++++ Records supplied
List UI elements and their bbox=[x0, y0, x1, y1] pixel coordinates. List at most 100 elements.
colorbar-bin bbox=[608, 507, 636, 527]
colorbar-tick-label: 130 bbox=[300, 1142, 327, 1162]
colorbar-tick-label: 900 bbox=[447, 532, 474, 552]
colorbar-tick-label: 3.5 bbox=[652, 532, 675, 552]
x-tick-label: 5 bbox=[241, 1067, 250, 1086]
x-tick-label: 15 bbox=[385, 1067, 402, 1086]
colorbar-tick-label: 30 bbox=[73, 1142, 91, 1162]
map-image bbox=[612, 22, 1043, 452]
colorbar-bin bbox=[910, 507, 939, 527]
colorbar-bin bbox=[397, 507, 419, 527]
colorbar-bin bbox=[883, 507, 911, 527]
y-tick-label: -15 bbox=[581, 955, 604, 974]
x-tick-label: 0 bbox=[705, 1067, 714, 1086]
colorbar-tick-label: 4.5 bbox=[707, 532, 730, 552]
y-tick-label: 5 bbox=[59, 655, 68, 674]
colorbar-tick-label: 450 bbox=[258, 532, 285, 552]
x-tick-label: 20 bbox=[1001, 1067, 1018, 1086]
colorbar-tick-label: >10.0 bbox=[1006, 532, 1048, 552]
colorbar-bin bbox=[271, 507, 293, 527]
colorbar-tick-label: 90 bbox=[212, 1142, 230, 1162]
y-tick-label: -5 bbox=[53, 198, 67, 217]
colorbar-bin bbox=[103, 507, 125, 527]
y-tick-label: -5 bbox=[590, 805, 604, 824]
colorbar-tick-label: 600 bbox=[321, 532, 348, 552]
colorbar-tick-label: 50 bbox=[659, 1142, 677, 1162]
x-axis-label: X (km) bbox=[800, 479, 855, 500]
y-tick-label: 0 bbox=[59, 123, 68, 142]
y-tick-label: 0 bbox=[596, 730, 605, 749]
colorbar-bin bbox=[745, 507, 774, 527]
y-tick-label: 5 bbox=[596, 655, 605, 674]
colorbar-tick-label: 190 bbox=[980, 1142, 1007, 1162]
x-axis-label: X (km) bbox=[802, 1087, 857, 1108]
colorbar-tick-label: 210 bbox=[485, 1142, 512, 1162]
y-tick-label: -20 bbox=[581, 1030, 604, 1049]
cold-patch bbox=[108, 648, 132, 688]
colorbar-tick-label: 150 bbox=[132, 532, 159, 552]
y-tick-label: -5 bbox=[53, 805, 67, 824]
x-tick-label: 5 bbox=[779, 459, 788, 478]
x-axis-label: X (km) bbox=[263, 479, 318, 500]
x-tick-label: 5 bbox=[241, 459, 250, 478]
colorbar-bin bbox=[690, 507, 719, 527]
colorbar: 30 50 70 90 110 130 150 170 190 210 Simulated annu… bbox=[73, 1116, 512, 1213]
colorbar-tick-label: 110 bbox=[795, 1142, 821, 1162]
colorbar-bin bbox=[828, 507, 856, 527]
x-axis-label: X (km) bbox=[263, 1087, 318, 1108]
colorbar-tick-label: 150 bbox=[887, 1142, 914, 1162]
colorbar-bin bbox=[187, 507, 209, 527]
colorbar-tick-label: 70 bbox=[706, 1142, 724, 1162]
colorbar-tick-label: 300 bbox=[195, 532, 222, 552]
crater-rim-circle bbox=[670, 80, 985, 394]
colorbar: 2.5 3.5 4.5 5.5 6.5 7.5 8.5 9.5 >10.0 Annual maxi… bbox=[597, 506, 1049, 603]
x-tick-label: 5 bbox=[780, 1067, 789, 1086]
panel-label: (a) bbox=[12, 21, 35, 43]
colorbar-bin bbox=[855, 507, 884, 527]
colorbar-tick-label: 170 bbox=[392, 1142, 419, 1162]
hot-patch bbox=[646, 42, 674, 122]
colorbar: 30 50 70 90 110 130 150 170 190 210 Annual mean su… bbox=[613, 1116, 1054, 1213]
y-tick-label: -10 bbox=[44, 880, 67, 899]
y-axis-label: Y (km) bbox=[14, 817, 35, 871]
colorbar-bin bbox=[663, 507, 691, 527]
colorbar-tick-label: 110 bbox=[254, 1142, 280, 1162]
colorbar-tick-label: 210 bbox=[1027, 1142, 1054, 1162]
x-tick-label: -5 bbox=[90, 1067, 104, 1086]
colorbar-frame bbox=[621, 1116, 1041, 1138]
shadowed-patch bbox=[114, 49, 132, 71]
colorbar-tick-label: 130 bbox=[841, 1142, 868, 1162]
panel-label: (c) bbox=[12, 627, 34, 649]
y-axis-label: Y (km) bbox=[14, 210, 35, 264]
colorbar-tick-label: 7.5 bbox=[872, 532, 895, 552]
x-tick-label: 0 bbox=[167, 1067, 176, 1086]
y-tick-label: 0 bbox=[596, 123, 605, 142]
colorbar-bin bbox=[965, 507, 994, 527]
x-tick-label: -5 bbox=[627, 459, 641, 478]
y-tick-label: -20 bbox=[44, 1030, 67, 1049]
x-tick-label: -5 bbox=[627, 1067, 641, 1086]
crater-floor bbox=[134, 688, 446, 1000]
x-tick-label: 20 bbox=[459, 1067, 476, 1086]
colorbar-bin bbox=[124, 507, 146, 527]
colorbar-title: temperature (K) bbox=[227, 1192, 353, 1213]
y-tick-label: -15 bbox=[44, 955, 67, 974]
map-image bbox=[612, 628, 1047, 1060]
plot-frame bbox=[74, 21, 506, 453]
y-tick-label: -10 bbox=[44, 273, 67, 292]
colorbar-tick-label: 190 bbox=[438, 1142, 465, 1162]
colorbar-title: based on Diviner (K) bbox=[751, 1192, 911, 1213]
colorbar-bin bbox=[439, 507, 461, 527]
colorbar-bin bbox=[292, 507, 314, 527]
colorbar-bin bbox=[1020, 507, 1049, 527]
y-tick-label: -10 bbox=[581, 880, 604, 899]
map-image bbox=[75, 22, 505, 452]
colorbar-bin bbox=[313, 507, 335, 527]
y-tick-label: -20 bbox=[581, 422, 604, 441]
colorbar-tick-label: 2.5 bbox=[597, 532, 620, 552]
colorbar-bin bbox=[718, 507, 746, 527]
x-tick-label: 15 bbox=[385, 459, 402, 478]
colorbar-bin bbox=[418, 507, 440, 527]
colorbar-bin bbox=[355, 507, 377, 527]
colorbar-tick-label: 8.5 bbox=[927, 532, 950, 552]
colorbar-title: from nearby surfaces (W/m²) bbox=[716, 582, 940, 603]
++++++++
++++ Records supplied
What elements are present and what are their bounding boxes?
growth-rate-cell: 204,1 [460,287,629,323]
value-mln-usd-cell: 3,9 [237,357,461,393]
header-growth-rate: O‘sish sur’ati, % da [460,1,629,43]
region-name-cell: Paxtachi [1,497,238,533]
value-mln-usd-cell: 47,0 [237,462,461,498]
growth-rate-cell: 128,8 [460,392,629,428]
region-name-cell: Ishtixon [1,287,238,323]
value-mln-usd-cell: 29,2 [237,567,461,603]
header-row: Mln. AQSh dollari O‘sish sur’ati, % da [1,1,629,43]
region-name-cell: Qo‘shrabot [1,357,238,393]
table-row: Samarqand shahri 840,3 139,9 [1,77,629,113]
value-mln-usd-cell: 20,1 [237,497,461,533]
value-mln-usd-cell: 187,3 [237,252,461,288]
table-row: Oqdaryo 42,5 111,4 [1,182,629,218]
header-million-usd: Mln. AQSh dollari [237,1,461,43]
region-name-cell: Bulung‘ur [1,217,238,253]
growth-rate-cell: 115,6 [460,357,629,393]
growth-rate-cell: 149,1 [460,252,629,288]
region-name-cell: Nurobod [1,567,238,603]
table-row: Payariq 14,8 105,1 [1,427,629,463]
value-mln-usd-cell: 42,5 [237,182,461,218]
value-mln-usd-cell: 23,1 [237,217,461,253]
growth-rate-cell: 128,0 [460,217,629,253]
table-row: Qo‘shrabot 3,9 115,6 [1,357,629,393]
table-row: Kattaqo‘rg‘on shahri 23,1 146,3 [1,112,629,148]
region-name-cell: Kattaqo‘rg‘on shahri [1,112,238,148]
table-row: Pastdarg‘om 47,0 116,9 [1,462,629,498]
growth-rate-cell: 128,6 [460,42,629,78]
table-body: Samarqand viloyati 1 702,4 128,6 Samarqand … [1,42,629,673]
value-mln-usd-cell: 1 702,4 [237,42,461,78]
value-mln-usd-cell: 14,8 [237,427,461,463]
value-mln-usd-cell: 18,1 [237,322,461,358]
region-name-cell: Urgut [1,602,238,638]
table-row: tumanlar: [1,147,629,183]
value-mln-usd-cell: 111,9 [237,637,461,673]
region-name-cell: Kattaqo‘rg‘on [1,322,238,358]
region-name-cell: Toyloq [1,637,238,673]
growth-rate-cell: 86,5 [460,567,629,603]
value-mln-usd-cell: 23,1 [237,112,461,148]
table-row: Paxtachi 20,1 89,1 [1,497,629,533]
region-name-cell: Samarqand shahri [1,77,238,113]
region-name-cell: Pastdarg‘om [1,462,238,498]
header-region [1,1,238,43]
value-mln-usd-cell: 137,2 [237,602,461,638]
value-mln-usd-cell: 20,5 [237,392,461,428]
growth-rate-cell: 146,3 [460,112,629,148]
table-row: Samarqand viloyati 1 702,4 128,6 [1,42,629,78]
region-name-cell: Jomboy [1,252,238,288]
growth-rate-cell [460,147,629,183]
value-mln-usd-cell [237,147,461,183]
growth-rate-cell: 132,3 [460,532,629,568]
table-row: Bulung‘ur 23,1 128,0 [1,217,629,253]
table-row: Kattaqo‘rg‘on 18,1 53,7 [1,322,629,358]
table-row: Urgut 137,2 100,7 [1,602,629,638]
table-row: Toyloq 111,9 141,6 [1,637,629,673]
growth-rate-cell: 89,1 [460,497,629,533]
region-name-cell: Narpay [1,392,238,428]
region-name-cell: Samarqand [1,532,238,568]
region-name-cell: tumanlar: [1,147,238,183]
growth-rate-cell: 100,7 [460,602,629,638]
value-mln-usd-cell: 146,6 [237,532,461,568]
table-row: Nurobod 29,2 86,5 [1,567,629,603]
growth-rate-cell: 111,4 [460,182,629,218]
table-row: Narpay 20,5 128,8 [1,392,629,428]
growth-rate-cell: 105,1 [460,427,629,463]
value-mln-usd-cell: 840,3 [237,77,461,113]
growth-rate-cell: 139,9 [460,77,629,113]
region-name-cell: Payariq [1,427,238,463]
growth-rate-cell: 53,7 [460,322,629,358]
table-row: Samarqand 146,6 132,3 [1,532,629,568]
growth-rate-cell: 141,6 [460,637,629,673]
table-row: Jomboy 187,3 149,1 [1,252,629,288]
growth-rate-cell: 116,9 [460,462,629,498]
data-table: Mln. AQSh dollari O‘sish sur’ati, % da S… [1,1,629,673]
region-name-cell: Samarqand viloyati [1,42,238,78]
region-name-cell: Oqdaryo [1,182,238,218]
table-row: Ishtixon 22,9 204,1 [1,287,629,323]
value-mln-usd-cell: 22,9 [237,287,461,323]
++++++++
Exercise description: Write out the stretch of the items from the line containing "What elements are" through the line containing "table-row: Qo‘shrabot 3,9", including both of those lines and copying each one exactly.

Answer:
What elements are present and what are their bounding boxes?
growth-rate-cell: 204,1 [460,287,629,323]
value-mln-usd-cell: 3,9 [237,357,461,393]
header-growth-rate: O‘sish sur’ati, % da [460,1,629,43]
region-name-cell: Paxtachi [1,497,238,533]
value-mln-usd-cell: 47,0 [237,462,461,498]
growth-rate-cell: 128,8 [460,392,629,428]
region-name-cell: Ishtixon [1,287,238,323]
value-mln-usd-cell: 29,2 [237,567,461,603]
header-row: Mln. AQSh dollari O‘sish sur’ati, % da [1,1,629,43]
region-name-cell: Qo‘shrabot [1,357,238,393]
table-row: Samarqand shahri 840,3 139,9 [1,77,629,113]
value-mln-usd-cell: 20,1 [237,497,461,533]
value-mln-usd-cell: 187,3 [237,252,461,288]
table-row: Oqdaryo 42,5 111,4 [1,182,629,218]
header-million-usd: Mln. AQSh dollari [237,1,461,43]
region-name-cell: Bulung‘ur [1,217,238,253]
growth-rate-cell: 115,6 [460,357,629,393]
growth-rate-cell: 149,1 [460,252,629,288]
region-name-cell: Nurobod [1,567,238,603]
table-row: Payariq 14,8 105,1 [1,427,629,463]
value-mln-usd-cell: 42,5 [237,182,461,218]
value-mln-usd-cell: 23,1 [237,217,461,253]
growth-rate-cell: 128,0 [460,217,629,253]
table-row: Qo‘shrabot 3,9 115,6 [1,357,629,393]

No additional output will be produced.